*JOB:* Copy out each line containing "frac" from the entries below.

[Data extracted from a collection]

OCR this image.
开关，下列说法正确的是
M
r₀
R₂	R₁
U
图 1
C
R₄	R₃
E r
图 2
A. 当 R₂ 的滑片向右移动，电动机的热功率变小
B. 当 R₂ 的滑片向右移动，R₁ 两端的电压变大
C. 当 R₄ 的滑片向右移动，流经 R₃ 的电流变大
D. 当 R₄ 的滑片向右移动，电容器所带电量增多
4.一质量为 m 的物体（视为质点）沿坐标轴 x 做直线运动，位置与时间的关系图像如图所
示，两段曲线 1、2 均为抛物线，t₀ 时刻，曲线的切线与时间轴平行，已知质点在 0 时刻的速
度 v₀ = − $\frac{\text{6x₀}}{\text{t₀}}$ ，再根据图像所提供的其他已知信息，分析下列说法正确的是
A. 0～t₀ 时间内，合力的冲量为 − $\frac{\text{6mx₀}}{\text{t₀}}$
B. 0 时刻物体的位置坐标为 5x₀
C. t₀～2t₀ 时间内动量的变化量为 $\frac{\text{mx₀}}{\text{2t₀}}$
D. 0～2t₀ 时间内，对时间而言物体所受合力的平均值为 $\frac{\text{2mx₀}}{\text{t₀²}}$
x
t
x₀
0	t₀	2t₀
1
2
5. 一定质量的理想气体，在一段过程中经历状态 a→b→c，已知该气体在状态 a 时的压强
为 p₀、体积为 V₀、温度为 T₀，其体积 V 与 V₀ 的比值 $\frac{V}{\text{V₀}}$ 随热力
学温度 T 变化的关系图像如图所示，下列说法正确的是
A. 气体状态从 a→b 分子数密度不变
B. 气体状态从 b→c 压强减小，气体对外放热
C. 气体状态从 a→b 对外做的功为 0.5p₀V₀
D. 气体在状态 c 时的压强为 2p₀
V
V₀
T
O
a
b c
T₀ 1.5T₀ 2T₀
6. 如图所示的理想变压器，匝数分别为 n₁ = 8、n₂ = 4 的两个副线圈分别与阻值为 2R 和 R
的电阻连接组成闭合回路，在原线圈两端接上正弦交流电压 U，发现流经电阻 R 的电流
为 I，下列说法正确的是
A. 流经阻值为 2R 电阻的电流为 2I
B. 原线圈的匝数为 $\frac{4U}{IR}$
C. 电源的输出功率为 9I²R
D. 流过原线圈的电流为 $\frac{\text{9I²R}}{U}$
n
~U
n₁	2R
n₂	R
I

==

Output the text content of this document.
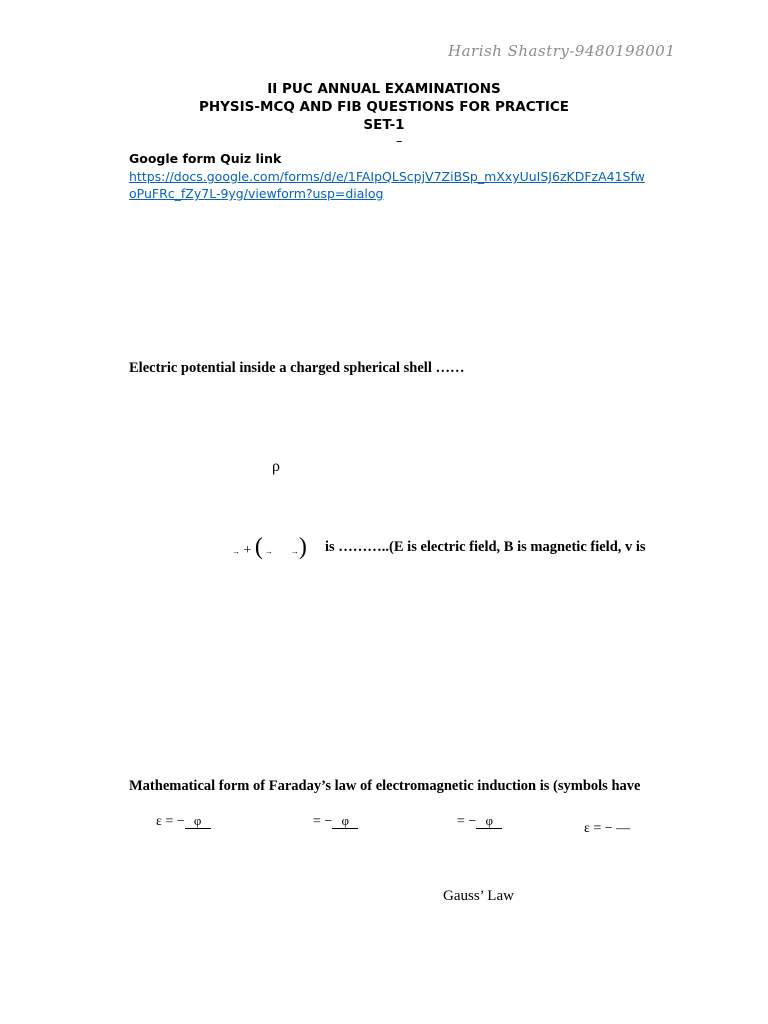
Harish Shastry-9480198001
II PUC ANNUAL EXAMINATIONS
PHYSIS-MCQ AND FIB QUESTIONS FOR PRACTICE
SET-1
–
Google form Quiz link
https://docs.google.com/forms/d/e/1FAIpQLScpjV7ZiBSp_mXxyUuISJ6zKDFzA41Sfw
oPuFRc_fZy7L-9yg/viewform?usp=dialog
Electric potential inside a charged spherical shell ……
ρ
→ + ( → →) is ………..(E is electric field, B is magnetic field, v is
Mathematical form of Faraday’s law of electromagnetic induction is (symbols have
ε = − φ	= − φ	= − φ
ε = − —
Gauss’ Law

*FINISHED EXERCISE:*
度 v₀ = − $\frac{\text{6x₀}}{\text{t₀}}$ ，再根据图像所提供的其他已知信息，分析下列说法正确的是
A. 0～t₀ 时间内，合力的冲量为 − $\frac{\text{6mx₀}}{\text{t₀}}$
C. t₀～2t₀ 时间内动量的变化量为 $\frac{\text{mx₀}}{\text{2t₀}}$
D. 0～2t₀ 时间内，对时间而言物体所受合力的平均值为 $\frac{\text{2mx₀}}{\text{t₀²}}$
为 p₀、体积为 V₀、温度为 T₀，其体积 V 与 V₀ 的比值 $\frac{V}{\text{V₀}}$ 随热力
B. 原线圈的匝数为 $\frac{4U}{IR}$
D. 流过原线圈的电流为 $\frac{\text{9I²R}}{U}$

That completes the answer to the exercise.